* _EXERCISE OBJECTIVE_:
Filter the data for lines with the word "name", then copy every line so identified.

* _DATA TO PROCESS_:
++++
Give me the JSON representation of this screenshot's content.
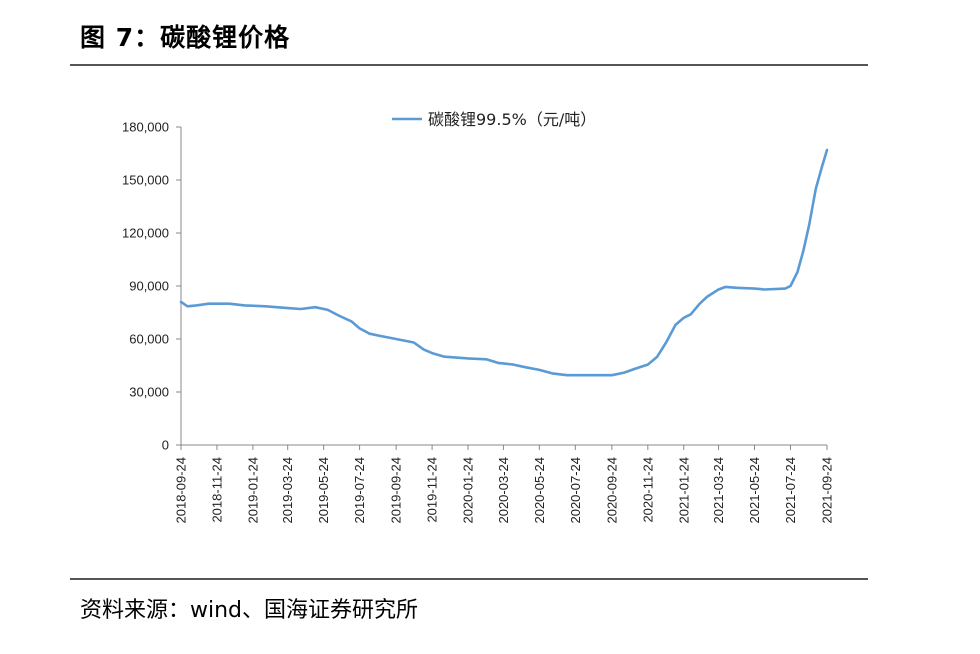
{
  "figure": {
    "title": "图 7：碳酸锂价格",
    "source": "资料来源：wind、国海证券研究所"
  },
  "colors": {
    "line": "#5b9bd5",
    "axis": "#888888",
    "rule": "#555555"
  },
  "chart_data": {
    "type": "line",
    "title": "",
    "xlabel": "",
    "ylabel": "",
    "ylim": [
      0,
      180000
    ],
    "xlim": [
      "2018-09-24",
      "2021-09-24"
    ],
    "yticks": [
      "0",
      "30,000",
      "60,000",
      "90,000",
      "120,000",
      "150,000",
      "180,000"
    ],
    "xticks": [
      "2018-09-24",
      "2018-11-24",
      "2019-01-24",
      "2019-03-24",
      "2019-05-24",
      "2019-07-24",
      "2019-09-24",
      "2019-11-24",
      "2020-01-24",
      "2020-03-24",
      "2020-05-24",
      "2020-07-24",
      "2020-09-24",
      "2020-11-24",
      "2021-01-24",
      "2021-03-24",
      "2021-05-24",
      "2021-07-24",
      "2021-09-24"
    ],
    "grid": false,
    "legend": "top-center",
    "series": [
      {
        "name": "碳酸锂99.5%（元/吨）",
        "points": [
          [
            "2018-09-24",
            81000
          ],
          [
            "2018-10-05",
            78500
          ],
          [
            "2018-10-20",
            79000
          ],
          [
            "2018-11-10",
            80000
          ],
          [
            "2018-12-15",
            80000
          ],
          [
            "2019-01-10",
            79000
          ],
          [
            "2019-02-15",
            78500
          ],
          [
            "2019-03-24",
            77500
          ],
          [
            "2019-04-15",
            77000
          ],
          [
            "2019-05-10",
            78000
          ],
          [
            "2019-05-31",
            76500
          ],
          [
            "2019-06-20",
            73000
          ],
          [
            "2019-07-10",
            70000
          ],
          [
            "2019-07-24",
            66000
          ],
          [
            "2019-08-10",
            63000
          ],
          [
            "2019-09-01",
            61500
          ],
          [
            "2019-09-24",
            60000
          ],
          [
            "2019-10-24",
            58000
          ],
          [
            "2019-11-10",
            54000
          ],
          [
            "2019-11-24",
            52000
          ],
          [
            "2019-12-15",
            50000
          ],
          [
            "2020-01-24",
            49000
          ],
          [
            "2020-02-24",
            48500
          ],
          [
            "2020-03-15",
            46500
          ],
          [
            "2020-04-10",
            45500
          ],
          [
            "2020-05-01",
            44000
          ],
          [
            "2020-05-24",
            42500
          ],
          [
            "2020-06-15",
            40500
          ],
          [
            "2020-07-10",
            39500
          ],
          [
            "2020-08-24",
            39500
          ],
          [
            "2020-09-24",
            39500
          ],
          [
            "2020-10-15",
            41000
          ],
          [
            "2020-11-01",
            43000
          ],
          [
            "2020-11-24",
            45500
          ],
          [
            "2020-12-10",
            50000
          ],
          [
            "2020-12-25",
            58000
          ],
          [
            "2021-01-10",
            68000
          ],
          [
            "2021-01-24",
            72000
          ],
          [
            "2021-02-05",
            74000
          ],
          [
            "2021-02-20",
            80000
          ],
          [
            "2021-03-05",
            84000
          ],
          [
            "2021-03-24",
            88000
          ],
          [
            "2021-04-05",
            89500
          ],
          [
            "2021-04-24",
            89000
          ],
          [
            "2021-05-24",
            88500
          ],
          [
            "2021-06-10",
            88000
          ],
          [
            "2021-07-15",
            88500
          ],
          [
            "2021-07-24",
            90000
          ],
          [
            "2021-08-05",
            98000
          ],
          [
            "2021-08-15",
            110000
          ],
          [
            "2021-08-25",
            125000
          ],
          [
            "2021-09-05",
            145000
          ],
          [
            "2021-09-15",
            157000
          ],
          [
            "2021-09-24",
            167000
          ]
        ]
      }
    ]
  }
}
++++
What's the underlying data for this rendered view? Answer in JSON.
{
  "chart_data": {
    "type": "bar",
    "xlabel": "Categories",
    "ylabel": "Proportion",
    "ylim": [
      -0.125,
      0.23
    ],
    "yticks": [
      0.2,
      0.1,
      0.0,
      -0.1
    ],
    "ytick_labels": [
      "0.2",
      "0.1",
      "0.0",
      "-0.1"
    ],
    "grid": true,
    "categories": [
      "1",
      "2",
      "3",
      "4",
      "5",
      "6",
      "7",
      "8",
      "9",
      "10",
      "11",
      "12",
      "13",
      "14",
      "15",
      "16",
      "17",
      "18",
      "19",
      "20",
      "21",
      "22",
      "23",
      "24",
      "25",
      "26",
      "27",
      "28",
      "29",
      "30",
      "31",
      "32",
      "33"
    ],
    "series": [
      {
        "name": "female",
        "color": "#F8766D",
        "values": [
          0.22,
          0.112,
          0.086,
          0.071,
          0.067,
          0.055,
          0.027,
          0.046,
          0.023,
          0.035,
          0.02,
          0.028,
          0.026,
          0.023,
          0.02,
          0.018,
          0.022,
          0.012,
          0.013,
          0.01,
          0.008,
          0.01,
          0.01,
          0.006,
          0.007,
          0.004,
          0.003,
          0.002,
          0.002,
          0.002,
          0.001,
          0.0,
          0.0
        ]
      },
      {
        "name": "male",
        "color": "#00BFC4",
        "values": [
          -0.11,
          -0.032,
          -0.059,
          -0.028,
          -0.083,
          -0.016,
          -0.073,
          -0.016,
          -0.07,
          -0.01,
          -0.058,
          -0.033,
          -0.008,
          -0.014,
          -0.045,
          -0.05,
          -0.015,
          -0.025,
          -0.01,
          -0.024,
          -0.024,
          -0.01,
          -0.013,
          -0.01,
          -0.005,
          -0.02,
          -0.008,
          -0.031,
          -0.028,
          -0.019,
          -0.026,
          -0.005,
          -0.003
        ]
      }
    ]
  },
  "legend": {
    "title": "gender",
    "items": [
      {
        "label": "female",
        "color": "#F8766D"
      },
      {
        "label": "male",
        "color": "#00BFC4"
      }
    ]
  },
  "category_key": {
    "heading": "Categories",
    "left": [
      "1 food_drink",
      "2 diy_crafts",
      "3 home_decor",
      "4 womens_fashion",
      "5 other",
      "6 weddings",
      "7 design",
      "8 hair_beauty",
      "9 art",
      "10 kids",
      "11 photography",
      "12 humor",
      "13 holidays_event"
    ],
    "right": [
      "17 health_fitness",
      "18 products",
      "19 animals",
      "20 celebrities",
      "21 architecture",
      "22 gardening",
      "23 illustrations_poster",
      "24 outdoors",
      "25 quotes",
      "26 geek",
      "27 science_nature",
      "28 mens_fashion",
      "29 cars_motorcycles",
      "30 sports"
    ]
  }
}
++++
* _FULL RESPONSE_:
        "name": "碳酸锂99.5%（元/吨）",
        "name": "female",
        "name": "male",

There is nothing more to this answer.